(REQUIRED WORK): Express the data from the line that contains "Patent image size: (1452, 982)." through the line that contains "The clockwise facing surface 124", inclusive, as a Markdown table with the columns Row and Line. Number the rows and leave out blank lines.

(Stored records)

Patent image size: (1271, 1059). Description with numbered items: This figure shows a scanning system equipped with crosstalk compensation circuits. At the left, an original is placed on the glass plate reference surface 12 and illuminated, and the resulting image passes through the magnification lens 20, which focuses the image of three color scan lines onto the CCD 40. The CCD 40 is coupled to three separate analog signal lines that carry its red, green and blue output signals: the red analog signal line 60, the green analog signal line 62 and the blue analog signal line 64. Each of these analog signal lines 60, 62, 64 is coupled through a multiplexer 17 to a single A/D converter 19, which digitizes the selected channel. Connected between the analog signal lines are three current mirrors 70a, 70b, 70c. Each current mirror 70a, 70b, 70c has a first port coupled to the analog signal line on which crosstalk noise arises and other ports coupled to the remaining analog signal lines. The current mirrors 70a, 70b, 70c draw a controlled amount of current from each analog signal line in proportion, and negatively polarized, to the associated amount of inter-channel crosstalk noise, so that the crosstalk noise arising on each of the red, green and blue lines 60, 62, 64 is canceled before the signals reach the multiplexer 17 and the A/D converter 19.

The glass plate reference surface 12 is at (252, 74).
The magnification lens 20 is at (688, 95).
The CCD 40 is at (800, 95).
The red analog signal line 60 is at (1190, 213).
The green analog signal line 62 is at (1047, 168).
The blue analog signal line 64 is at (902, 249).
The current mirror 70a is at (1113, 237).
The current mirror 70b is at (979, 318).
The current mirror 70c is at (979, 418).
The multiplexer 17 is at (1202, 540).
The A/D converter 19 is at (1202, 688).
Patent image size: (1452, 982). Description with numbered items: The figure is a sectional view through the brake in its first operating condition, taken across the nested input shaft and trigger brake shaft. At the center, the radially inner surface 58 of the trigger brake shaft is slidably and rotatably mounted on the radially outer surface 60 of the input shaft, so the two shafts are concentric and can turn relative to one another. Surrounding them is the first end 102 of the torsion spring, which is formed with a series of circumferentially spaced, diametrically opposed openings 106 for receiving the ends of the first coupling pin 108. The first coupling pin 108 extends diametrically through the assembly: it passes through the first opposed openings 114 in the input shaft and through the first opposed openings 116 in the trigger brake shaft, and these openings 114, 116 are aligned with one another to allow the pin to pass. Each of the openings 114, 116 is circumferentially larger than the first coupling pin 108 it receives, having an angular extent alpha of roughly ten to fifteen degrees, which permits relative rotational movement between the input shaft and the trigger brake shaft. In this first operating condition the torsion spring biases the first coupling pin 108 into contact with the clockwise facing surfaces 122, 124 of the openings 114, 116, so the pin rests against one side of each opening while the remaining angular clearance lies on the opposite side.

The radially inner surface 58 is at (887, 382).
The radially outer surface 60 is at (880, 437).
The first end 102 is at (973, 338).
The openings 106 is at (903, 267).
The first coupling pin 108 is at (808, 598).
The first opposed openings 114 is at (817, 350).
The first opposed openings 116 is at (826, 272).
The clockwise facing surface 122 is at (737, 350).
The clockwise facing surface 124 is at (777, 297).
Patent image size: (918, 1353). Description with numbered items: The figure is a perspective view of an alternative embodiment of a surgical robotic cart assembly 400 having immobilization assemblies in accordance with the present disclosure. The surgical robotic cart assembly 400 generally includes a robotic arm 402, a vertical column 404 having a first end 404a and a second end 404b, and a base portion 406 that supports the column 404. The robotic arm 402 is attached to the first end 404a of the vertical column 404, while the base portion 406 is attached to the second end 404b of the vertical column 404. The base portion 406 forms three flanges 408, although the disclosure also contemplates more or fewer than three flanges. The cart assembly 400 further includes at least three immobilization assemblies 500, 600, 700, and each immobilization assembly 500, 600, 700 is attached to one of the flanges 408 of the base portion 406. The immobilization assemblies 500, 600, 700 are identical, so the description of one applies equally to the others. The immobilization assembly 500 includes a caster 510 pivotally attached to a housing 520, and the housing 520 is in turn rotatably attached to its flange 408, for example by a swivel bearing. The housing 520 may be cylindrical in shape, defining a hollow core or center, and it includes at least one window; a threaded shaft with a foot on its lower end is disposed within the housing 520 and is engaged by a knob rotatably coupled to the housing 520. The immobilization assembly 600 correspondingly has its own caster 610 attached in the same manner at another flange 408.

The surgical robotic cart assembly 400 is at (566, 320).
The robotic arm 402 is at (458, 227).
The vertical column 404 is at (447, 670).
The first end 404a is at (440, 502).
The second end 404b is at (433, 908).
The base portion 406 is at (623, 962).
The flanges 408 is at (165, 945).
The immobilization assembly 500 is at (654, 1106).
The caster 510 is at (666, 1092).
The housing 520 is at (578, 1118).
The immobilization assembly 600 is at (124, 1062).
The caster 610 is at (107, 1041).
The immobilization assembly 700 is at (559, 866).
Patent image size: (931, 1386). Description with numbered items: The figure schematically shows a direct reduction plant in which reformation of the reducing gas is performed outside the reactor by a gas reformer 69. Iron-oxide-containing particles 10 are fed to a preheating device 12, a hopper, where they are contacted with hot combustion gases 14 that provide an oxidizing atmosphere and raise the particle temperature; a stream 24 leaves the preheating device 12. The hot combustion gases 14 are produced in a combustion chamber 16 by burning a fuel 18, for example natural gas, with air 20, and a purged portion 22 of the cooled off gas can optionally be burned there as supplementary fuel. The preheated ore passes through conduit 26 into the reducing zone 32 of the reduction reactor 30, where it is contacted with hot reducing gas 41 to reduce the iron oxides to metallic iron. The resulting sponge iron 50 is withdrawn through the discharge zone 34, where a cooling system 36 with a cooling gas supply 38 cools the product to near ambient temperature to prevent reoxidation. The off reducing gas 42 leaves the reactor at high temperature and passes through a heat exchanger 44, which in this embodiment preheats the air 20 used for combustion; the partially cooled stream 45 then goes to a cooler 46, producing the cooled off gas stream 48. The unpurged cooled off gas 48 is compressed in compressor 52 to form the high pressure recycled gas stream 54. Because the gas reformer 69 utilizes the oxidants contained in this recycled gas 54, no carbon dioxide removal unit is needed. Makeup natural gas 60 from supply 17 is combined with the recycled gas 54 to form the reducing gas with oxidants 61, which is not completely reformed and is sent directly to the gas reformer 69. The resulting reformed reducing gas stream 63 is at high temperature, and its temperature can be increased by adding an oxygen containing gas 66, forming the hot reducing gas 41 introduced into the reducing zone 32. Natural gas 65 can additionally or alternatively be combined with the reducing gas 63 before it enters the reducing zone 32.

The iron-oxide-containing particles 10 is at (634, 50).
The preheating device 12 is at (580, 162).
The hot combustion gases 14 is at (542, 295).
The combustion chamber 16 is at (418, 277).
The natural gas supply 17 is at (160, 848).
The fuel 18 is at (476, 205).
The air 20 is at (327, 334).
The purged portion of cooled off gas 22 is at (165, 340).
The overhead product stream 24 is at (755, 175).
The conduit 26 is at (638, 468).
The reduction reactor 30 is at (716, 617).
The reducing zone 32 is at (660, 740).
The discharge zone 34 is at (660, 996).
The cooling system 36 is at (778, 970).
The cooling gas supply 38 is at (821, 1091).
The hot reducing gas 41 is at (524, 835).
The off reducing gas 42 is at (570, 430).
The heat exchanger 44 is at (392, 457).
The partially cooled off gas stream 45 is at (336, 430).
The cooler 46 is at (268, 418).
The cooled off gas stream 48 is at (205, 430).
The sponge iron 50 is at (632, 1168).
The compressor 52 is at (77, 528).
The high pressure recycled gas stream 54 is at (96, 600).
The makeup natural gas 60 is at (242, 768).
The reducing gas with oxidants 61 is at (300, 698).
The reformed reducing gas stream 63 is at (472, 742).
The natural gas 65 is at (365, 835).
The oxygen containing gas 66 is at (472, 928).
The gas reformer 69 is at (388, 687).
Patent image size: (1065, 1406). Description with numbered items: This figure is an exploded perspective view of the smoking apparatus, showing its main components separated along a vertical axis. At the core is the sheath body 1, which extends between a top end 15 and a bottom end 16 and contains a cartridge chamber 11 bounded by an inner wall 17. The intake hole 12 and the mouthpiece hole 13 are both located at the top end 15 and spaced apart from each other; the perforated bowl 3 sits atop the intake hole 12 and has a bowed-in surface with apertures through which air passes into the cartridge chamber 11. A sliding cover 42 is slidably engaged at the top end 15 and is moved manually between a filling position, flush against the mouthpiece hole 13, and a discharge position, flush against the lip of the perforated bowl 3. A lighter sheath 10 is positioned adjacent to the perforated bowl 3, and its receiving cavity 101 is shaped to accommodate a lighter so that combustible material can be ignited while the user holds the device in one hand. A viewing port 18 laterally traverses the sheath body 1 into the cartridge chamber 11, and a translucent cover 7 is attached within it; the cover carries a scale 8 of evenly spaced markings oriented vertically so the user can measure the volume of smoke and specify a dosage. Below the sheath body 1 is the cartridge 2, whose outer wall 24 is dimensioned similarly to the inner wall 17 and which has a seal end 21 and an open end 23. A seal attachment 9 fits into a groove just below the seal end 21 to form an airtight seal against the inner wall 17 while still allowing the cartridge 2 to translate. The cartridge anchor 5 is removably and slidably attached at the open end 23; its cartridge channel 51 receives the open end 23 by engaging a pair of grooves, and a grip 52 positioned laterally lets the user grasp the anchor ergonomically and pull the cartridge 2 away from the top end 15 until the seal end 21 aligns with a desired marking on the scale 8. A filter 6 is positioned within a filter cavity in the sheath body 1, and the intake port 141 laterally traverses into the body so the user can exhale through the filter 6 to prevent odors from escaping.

(EXERCISE RESULT):
| Row | Line |
|---|---|
| 1 | Patent image size: (1452, 982). Description with numbered items: The figure is a sectional view through the brake in its first operating condition, taken across the nested input shaft and trigger brake shaft. At the center, the radially inner surface 58 of the trigger brake shaft is slidably and rotatably mounted on the radially outer surface 60 of the input shaft, so the two shafts are concentric and can turn relative to one another. Surrounding them is the first end 102 of the torsion spring, which is formed with a series of circumferentially spaced, diametrically opposed openings 106 for receiving the ends of the first coupling pin 108. The first coupling pin 108 extends diametrically through the assembly: it passes through the first opposed openings 114 in the input shaft and through the first opposed openings 116 in the trigger brake shaft, and these openings 114, 116 are aligned with one another to allow the pin to pass. Each of the openings 114, 116 is circumferentially larger than the first coupling pin 108 it receives, having an angular extent alpha of roughly ten to fifteen degrees, which permits relative rotational movement between the input shaft and the trigger brake shaft. In this first operating condition the torsion spring biases the first coupling pin 108 into contact with the clockwise facing surfaces 122, 124 of the openings 114, 116, so the pin rests against one side of each opening while the remaining angular clearance lies on the opposite side. |
| 2 | The radially inner surface 58 is at (887, 382). |
| 3 | The radially outer surface 60 is at (880, 437). |
| 4 | The first end 102 is at (973, 338). |
| 5 | The openings 106 is at (903, 267). |
| 6 | The first coupling pin 108 is at (808, 598). |
| 7 | The first opposed openings 114 is at (817, 350). |
| 8 | The first opposed openings 116 is at (826, 272). |
| 9 | The clockwise facing surface 122 is at (737, 350). |
| 10 | The clockwise facing surface 124 is at (777, 297). |